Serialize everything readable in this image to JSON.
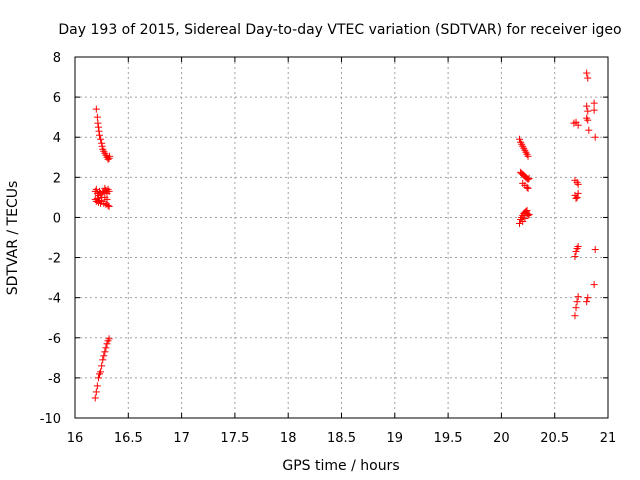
{
  "chart_data": {
    "type": "scatter",
    "title": "Day 193 of 2015, Sidereal Day-to-day VTEC variation (SDTVAR) for receiver igeo",
    "xlabel": "GPS time / hours",
    "ylabel": "SDTVAR / TECUs",
    "xlim": [
      16,
      21
    ],
    "ylim": [
      -10,
      8
    ],
    "x_ticks": [
      16,
      16.5,
      17,
      17.5,
      18,
      18.5,
      19,
      19.5,
      20,
      20.5,
      21
    ],
    "x_tick_labels": [
      "16",
      "16.5",
      "17",
      "17.5",
      "18",
      "18.5",
      "19",
      "19.5",
      "20",
      "20.5",
      "21"
    ],
    "y_ticks": [
      -10,
      -8,
      -6,
      -4,
      -2,
      0,
      2,
      4,
      6,
      8
    ],
    "y_tick_labels": [
      "-10",
      "-8",
      "-6",
      "-4",
      "-2",
      "0",
      "2",
      "4",
      "6",
      "8"
    ],
    "grid": true,
    "marker": "plus",
    "color": "#ff0000",
    "series": [
      {
        "name": "SDTVAR",
        "points": [
          [
            16.2,
            5.4
          ],
          [
            16.21,
            5.0
          ],
          [
            16.215,
            4.7
          ],
          [
            16.22,
            4.5
          ],
          [
            16.225,
            4.3
          ],
          [
            16.23,
            4.1
          ],
          [
            16.24,
            3.9
          ],
          [
            16.25,
            3.7
          ],
          [
            16.255,
            3.55
          ],
          [
            16.26,
            3.4
          ],
          [
            16.27,
            3.3
          ],
          [
            16.28,
            3.2
          ],
          [
            16.29,
            3.1
          ],
          [
            16.3,
            3.0
          ],
          [
            16.31,
            2.9
          ],
          [
            16.32,
            2.95
          ],
          [
            16.325,
            3.05
          ],
          [
            16.19,
            1.3
          ],
          [
            16.2,
            1.4
          ],
          [
            16.21,
            1.2
          ],
          [
            16.22,
            1.1
          ],
          [
            16.23,
            1.3
          ],
          [
            16.24,
            1.2
          ],
          [
            16.25,
            1.0
          ],
          [
            16.26,
            1.25
          ],
          [
            16.27,
            1.3
          ],
          [
            16.28,
            1.45
          ],
          [
            16.29,
            1.35
          ],
          [
            16.3,
            1.2
          ],
          [
            16.31,
            1.4
          ],
          [
            16.32,
            1.3
          ],
          [
            16.19,
            0.9
          ],
          [
            16.2,
            0.8
          ],
          [
            16.21,
            0.95
          ],
          [
            16.22,
            0.75
          ],
          [
            16.23,
            0.85
          ],
          [
            16.24,
            0.7
          ],
          [
            16.25,
            0.8
          ],
          [
            16.27,
            0.7
          ],
          [
            16.29,
            0.65
          ],
          [
            16.31,
            0.6
          ],
          [
            16.32,
            0.55
          ],
          [
            16.3,
            0.9
          ],
          [
            16.28,
            1.0
          ],
          [
            16.19,
            -9.0
          ],
          [
            16.2,
            -8.7
          ],
          [
            16.21,
            -8.4
          ],
          [
            16.22,
            -8.0
          ],
          [
            16.23,
            -7.8
          ],
          [
            16.24,
            -7.7
          ],
          [
            16.25,
            -7.4
          ],
          [
            16.26,
            -7.1
          ],
          [
            16.27,
            -6.9
          ],
          [
            16.28,
            -6.7
          ],
          [
            16.29,
            -6.5
          ],
          [
            16.3,
            -6.3
          ],
          [
            16.31,
            -6.15
          ],
          [
            16.32,
            -6.05
          ],
          [
            20.17,
            3.9
          ],
          [
            20.18,
            3.75
          ],
          [
            20.19,
            3.65
          ],
          [
            20.2,
            3.55
          ],
          [
            20.21,
            3.45
          ],
          [
            20.22,
            3.35
          ],
          [
            20.23,
            3.25
          ],
          [
            20.24,
            3.15
          ],
          [
            20.25,
            3.05
          ],
          [
            20.18,
            2.25
          ],
          [
            20.19,
            2.2
          ],
          [
            20.2,
            2.15
          ],
          [
            20.21,
            2.1
          ],
          [
            20.22,
            2.05
          ],
          [
            20.23,
            2.0
          ],
          [
            20.24,
            1.95
          ],
          [
            20.25,
            1.9
          ],
          [
            20.26,
            1.95
          ],
          [
            20.2,
            1.7
          ],
          [
            20.22,
            1.6
          ],
          [
            20.24,
            1.5
          ],
          [
            20.25,
            1.45
          ],
          [
            20.17,
            -0.3
          ],
          [
            20.18,
            -0.1
          ],
          [
            20.19,
            0.0
          ],
          [
            20.2,
            0.1
          ],
          [
            20.21,
            0.2
          ],
          [
            20.22,
            0.25
          ],
          [
            20.23,
            0.3
          ],
          [
            20.24,
            0.2
          ],
          [
            20.25,
            0.1
          ],
          [
            20.26,
            0.15
          ],
          [
            20.2,
            -0.2
          ],
          [
            20.22,
            -0.05
          ],
          [
            20.24,
            0.35
          ],
          [
            20.68,
            4.7
          ],
          [
            20.7,
            4.75
          ],
          [
            20.72,
            4.6
          ],
          [
            20.69,
            1.85
          ],
          [
            20.71,
            1.75
          ],
          [
            20.72,
            1.65
          ],
          [
            20.69,
            1.1
          ],
          [
            20.7,
            0.95
          ],
          [
            20.71,
            1.0
          ],
          [
            20.72,
            1.2
          ],
          [
            20.69,
            -1.95
          ],
          [
            20.7,
            -1.7
          ],
          [
            20.71,
            -1.55
          ],
          [
            20.72,
            -1.45
          ],
          [
            20.69,
            -4.9
          ],
          [
            20.7,
            -4.5
          ],
          [
            20.71,
            -4.2
          ],
          [
            20.72,
            -3.95
          ],
          [
            20.8,
            7.2
          ],
          [
            20.81,
            6.95
          ],
          [
            20.8,
            5.55
          ],
          [
            20.81,
            5.3
          ],
          [
            20.8,
            4.95
          ],
          [
            20.81,
            4.85
          ],
          [
            20.82,
            4.35
          ],
          [
            20.87,
            5.7
          ],
          [
            20.87,
            5.35
          ],
          [
            20.88,
            4.0
          ],
          [
            20.88,
            -1.6
          ],
          [
            20.87,
            -3.35
          ],
          [
            20.81,
            -4.0
          ],
          [
            20.8,
            -4.2
          ]
        ]
      }
    ]
  }
}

= = =

▶ _What to do_:
Write out all the entries exactly, except for the pictures.

▶ _The completed task_:
Serialize everything readable in this image to JSON.
{
  "chart_data": {
    "type": "scatter",
    "title": "Day 193 of 2015, Sidereal Day-to-day VTEC variation (SDTVAR) for receiver igeo",
    "xlabel": "GPS time / hours",
    "ylabel": "SDTVAR / TECUs",
    "xlim": [
      16,
      21
    ],
    "ylim": [
      -10,
      8
    ],
    "x_ticks": [
      16,
      16.5,
      17,
      17.5,
      18,
      18.5,
      19,
      19.5,
      20,
      20.5,
      21
    ],
    "x_tick_labels": [
      "16",
      "16.5",
      "17",
      "17.5",
      "18",
      "18.5",
      "19",
      "19.5",
      "20",
      "20.5",
      "21"
    ],
    "y_ticks": [
      -10,
      -8,
      -6,
      -4,
      -2,
      0,
      2,
      4,
      6,
      8
    ],
    "y_tick_labels": [
      "-10",
      "-8",
      "-6",
      "-4",
      "-2",
      "0",
      "2",
      "4",
      "6",
      "8"
    ],
    "grid": true,
    "marker": "plus",
    "color": "#ff0000",
    "series": [
      {
        "name": "SDTVAR",
        "points": [
          [
            16.2,
            5.4
          ],
          [
            16.21,
            5.0
          ],
          [
            16.215,
            4.7
          ],
          [
            16.22,
            4.5
          ],
          [
            16.225,
            4.3
          ],
          [
            16.23,
            4.1
          ],
          [
            16.24,
            3.9
          ],
          [
            16.25,
            3.7
          ],
          [
            16.255,
            3.55
          ],
          [
            16.26,
            3.4
          ],
          [
            16.27,
            3.3
          ],
          [
            16.28,
            3.2
          ],
          [
            16.29,
            3.1
          ],
          [
            16.3,
            3.0
          ],
          [
            16.31,
            2.9
          ],
          [
            16.32,
            2.95
          ],
          [
            16.325,
            3.05
          ],
          [
            16.19,
            1.3
          ],
          [
            16.2,
            1.4
          ],
          [
            16.21,
            1.2
          ],
          [
            16.22,
            1.1
          ],
          [
            16.23,
            1.3
          ],
          [
            16.24,
            1.2
          ],
          [
            16.25,
            1.0
          ],
          [
            16.26,
            1.25
          ],
          [
            16.27,
            1.3
          ],
          [
            16.28,
            1.45
          ],
          [
            16.29,
            1.35
          ],
          [
            16.3,
            1.2
          ],
          [
            16.31,
            1.4
          ],
          [
            16.32,
            1.3
          ],
          [
            16.19,
            0.9
          ],
          [
            16.2,
            0.8
          ],
          [
            16.21,
            0.95
          ],
          [
            16.22,
            0.75
          ],
          [
            16.23,
            0.85
          ],
          [
            16.24,
            0.7
          ],
          [
            16.25,
            0.8
          ],
          [
            16.27,
            0.7
          ],
          [
            16.29,
            0.65
          ],
          [
            16.31,
            0.6
          ],
          [
            16.32,
            0.55
          ],
          [
            16.3,
            0.9
          ],
          [
            16.28,
            1.0
          ],
          [
            16.19,
            -9.0
          ],
          [
            16.2,
            -8.7
          ],
          [
            16.21,
            -8.4
          ],
          [
            16.22,
            -8.0
          ],
          [
            16.23,
            -7.8
          ],
          [
            16.24,
            -7.7
          ],
          [
            16.25,
            -7.4
          ],
          [
            16.26,
            -7.1
          ],
          [
            16.27,
            -6.9
          ],
          [
            16.28,
            -6.7
          ],
          [
            16.29,
            -6.5
          ],
          [
            16.3,
            -6.3
          ],
          [
            16.31,
            -6.15
          ],
          [
            16.32,
            -6.05
          ],
          [
            20.17,
            3.9
          ],
          [
            20.18,
            3.75
          ],
          [
            20.19,
            3.65
          ],
          [
            20.2,
            3.55
          ],
          [
            20.21,
            3.45
          ],
          [
            20.22,
            3.35
          ],
          [
            20.23,
            3.25
          ],
          [
            20.24,
            3.15
          ],
          [
            20.25,
            3.05
          ],
          [
            20.18,
            2.25
          ],
          [
            20.19,
            2.2
          ],
          [
            20.2,
            2.15
          ],
          [
            20.21,
            2.1
          ],
          [
            20.22,
            2.05
          ],
          [
            20.23,
            2.0
          ],
          [
            20.24,
            1.95
          ],
          [
            20.25,
            1.9
          ],
          [
            20.26,
            1.95
          ],
          [
            20.2,
            1.7
          ],
          [
            20.22,
            1.6
          ],
          [
            20.24,
            1.5
          ],
          [
            20.25,
            1.45
          ],
          [
            20.17,
            -0.3
          ],
          [
            20.18,
            -0.1
          ],
          [
            20.19,
            0.0
          ],
          [
            20.2,
            0.1
          ],
          [
            20.21,
            0.2
          ],
          [
            20.22,
            0.25
          ],
          [
            20.23,
            0.3
          ],
          [
            20.24,
            0.2
          ],
          [
            20.25,
            0.1
          ],
          [
            20.26,
            0.15
          ],
          [
            20.2,
            -0.2
          ],
          [
            20.22,
            -0.05
          ],
          [
            20.24,
            0.35
          ],
          [
            20.68,
            4.7
          ],
          [
            20.7,
            4.75
          ],
          [
            20.72,
            4.6
          ],
          [
            20.69,
            1.85
          ],
          [
            20.71,
            1.75
          ],
          [
            20.72,
            1.65
          ],
          [
            20.69,
            1.1
          ],
          [
            20.7,
            0.95
          ],
          [
            20.71,
            1.0
          ],
          [
            20.72,
            1.2
          ],
          [
            20.69,
            -1.95
          ],
          [
            20.7,
            -1.7
          ],
          [
            20.71,
            -1.55
          ],
          [
            20.72,
            -1.45
          ],
          [
            20.69,
            -4.9
          ],
          [
            20.7,
            -4.5
          ],
          [
            20.71,
            -4.2
          ],
          [
            20.72,
            -3.95
          ],
          [
            20.8,
            7.2
          ],
          [
            20.81,
            6.95
          ],
          [
            20.8,
            5.55
          ],
          [
            20.81,
            5.3
          ],
          [
            20.8,
            4.95
          ],
          [
            20.81,
            4.85
          ],
          [
            20.82,
            4.35
          ],
          [
            20.87,
            5.7
          ],
          [
            20.87,
            5.35
          ],
          [
            20.88,
            4.0
          ],
          [
            20.88,
            -1.6
          ],
          [
            20.87,
            -3.35
          ],
          [
            20.81,
            -4.0
          ],
          [
            20.8,
            -4.2
          ]
        ]
      }
    ]
  }
}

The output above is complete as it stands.